>> begin MATERIAL SHOWN

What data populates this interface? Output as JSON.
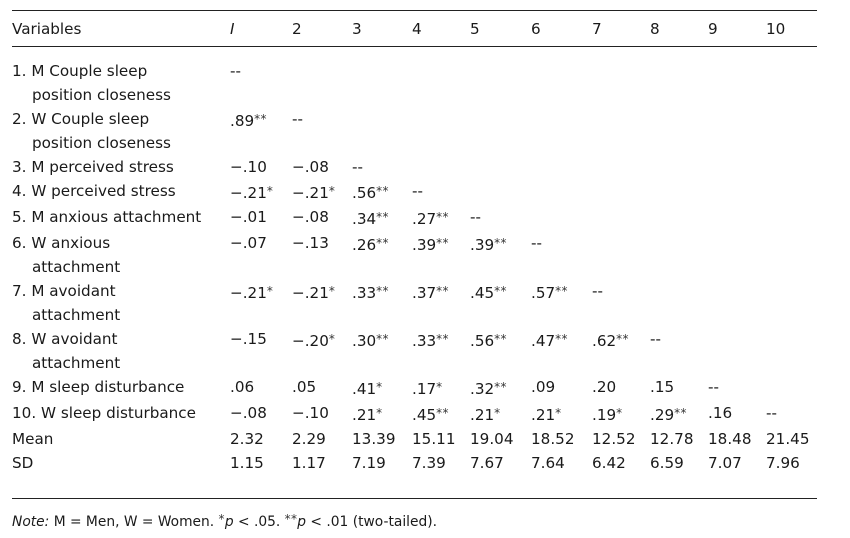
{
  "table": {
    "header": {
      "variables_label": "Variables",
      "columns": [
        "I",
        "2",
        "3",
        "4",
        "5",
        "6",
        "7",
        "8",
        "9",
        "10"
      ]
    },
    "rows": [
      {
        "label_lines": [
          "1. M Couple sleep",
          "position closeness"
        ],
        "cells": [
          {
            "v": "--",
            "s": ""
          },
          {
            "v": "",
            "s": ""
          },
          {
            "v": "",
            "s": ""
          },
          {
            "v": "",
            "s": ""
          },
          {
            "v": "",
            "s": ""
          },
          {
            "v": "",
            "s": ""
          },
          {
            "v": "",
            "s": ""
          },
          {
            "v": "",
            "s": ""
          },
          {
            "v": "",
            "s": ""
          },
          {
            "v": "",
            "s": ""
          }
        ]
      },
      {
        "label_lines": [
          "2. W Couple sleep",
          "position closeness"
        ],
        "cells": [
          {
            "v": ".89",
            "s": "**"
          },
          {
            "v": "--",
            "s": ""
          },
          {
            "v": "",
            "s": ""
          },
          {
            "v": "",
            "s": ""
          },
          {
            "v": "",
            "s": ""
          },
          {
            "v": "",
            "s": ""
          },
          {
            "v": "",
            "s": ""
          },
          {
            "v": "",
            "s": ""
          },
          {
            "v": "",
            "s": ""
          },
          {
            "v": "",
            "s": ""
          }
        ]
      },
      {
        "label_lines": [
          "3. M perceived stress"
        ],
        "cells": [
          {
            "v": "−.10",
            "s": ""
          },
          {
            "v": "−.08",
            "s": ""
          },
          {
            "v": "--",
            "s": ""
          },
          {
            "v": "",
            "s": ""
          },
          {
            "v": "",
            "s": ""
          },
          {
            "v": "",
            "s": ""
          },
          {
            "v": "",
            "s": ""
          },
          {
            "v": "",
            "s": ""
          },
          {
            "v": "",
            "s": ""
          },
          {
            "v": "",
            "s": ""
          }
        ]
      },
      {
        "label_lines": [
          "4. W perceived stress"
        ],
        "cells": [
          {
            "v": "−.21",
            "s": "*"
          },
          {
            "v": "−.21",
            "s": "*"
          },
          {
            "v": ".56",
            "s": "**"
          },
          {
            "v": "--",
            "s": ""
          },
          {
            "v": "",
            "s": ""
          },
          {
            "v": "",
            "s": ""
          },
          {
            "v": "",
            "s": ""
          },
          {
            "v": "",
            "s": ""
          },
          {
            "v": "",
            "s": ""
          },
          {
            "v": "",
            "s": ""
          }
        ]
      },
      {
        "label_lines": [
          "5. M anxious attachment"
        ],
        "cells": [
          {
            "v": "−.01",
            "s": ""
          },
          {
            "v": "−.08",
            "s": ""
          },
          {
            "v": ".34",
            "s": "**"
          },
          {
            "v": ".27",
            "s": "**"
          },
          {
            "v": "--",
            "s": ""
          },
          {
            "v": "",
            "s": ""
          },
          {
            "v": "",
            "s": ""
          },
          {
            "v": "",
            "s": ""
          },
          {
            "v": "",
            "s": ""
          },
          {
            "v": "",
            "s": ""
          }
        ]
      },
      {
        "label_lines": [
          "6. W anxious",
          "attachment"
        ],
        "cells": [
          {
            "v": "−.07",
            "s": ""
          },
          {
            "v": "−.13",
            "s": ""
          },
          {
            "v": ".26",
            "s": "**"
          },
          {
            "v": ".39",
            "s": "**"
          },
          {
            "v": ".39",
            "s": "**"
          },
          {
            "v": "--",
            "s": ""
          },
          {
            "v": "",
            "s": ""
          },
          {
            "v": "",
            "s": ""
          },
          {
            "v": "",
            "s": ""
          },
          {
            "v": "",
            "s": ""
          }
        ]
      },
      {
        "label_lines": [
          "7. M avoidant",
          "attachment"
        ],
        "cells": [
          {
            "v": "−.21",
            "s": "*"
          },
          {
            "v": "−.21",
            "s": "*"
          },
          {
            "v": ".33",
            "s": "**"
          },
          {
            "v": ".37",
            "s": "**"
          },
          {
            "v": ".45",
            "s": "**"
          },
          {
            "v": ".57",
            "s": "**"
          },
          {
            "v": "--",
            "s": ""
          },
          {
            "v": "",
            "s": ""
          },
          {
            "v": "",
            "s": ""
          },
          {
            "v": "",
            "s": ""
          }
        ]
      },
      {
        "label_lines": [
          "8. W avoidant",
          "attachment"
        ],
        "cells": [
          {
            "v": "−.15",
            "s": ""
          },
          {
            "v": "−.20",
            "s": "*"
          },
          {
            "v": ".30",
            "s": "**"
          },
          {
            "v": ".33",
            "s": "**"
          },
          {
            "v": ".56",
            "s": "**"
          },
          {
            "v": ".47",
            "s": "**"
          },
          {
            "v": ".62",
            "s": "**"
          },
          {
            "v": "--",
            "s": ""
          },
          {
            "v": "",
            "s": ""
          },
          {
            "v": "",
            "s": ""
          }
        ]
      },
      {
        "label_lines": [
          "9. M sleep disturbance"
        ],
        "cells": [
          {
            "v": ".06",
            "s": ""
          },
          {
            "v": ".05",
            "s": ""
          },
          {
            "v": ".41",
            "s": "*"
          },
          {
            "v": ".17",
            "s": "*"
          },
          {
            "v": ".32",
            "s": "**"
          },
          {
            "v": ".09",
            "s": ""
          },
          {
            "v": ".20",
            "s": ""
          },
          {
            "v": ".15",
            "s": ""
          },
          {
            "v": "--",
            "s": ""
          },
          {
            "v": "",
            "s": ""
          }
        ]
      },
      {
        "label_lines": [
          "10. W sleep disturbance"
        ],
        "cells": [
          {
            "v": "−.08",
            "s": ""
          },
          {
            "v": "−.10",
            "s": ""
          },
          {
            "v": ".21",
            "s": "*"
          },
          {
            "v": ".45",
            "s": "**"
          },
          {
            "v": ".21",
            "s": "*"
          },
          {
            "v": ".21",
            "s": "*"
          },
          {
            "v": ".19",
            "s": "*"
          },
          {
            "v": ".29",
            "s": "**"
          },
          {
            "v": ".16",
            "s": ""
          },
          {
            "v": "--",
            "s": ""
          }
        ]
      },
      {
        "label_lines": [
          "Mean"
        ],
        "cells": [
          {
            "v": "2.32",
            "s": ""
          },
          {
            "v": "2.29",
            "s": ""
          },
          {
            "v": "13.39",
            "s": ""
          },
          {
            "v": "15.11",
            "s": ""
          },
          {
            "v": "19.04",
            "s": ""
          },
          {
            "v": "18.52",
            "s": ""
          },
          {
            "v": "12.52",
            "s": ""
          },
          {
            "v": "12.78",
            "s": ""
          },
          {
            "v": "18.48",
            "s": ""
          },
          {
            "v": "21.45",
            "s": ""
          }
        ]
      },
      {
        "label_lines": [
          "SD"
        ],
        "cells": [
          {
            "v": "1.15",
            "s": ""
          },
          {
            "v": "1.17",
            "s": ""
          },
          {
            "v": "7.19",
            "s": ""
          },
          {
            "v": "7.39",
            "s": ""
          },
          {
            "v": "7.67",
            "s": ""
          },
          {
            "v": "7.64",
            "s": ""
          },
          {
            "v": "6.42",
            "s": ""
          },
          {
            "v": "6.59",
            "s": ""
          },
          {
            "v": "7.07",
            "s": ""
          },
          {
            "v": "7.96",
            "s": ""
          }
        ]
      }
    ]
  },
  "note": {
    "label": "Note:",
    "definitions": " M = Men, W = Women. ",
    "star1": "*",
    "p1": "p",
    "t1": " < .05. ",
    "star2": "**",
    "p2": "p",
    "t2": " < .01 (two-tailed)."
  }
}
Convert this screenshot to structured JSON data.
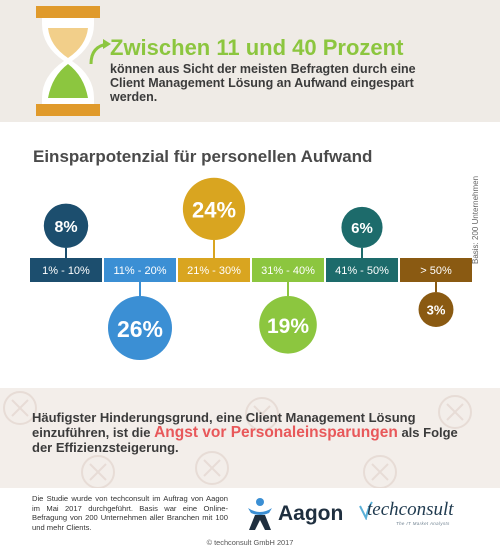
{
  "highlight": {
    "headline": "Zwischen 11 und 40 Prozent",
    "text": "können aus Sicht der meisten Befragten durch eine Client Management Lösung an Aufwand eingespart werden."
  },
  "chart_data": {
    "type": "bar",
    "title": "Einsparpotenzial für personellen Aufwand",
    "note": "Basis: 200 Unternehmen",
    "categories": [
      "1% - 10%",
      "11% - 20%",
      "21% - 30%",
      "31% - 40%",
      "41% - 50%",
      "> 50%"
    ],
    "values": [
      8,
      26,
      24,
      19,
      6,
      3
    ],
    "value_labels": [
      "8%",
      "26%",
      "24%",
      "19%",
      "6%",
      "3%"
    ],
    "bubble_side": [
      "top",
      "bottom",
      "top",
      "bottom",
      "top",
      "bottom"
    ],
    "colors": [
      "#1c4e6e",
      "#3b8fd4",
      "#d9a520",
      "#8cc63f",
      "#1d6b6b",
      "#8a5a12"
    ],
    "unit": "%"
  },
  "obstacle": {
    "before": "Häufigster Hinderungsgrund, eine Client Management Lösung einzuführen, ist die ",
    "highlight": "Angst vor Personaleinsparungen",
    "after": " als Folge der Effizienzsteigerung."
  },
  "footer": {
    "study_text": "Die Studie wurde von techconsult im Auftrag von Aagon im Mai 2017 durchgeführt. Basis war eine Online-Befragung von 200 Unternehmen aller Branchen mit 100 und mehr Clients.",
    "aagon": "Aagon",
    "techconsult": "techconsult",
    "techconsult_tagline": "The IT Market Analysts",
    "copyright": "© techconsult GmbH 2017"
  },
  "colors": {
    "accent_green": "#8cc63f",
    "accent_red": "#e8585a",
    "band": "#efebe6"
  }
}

>> end MATERIAL SHOWN
>> begin MATERIAL SHOWN

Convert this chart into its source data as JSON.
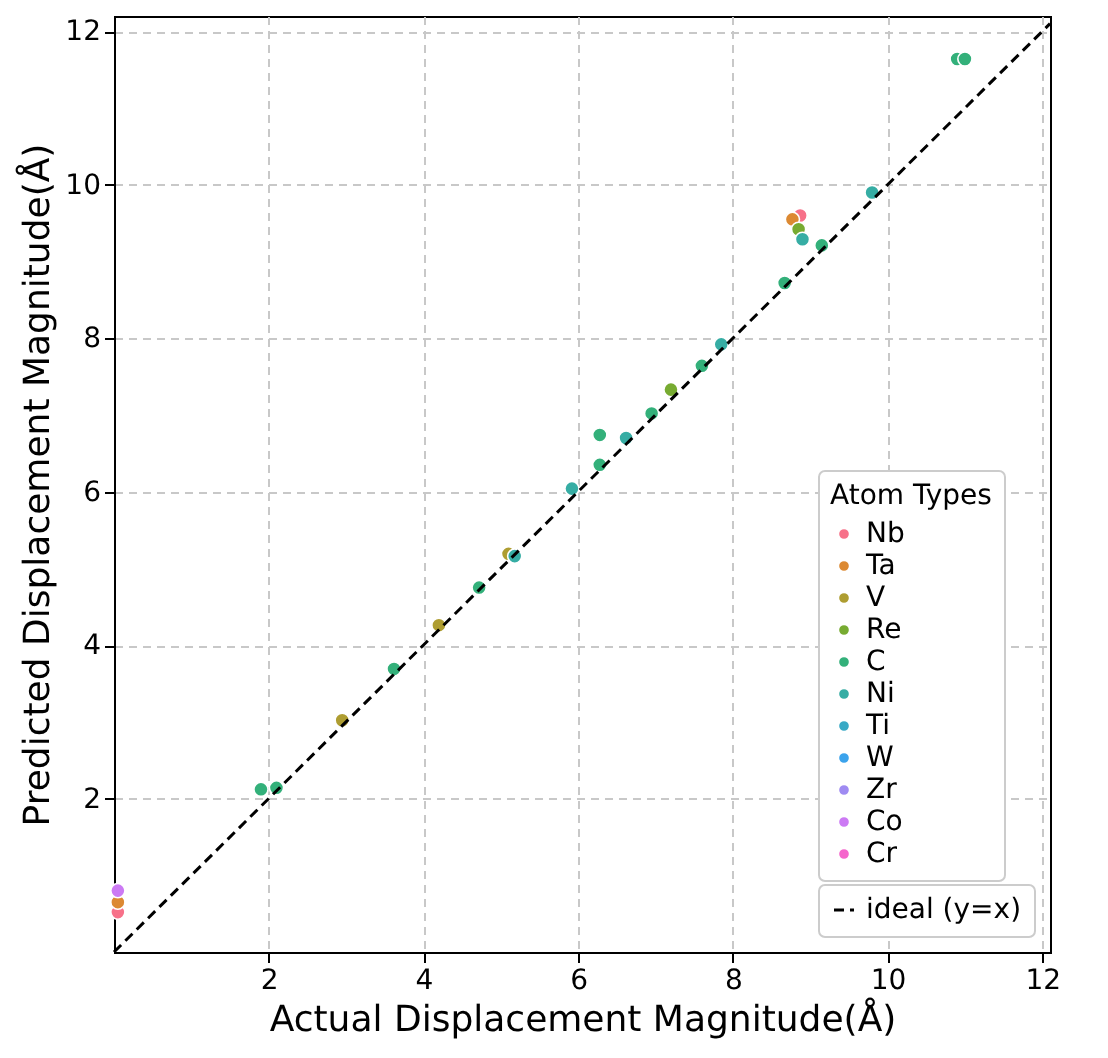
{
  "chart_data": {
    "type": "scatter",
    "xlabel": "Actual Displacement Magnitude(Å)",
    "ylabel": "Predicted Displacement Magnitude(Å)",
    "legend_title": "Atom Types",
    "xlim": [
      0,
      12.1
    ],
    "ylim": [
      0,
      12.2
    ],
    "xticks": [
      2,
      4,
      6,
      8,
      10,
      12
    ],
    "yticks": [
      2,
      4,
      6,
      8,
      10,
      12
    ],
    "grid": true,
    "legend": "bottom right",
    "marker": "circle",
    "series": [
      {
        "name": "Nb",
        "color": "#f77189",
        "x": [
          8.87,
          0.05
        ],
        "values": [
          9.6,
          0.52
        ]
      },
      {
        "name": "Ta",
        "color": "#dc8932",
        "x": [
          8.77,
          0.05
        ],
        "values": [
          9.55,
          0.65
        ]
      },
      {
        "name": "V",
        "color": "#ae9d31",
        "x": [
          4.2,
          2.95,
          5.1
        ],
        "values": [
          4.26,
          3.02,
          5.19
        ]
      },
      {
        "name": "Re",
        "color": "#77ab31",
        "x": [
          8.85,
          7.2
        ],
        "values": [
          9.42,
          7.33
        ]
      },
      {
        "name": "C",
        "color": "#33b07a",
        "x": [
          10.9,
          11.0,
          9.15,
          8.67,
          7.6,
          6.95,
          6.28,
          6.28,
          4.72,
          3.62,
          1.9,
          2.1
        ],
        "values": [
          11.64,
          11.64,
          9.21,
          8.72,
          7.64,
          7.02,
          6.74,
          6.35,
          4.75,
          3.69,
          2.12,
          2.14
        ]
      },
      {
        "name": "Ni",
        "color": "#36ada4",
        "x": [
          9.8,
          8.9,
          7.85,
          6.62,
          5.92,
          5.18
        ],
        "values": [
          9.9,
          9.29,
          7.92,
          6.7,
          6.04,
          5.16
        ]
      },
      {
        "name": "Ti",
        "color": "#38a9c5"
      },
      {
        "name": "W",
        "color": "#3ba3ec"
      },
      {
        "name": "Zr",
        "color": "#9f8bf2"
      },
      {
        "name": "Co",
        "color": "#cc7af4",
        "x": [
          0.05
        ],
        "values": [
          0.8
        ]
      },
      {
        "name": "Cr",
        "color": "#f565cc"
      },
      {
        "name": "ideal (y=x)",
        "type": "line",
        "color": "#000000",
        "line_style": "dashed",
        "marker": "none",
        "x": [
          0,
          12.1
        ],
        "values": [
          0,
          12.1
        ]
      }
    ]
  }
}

>> end MATERIAL SHOWN

- **TASK STATEMENT**
Search the lines above for the string "perceived" and copy each line that has it.

- **COMPLETE ANSWER**
          "3. M perceived stress"
          "4. W perceived stress"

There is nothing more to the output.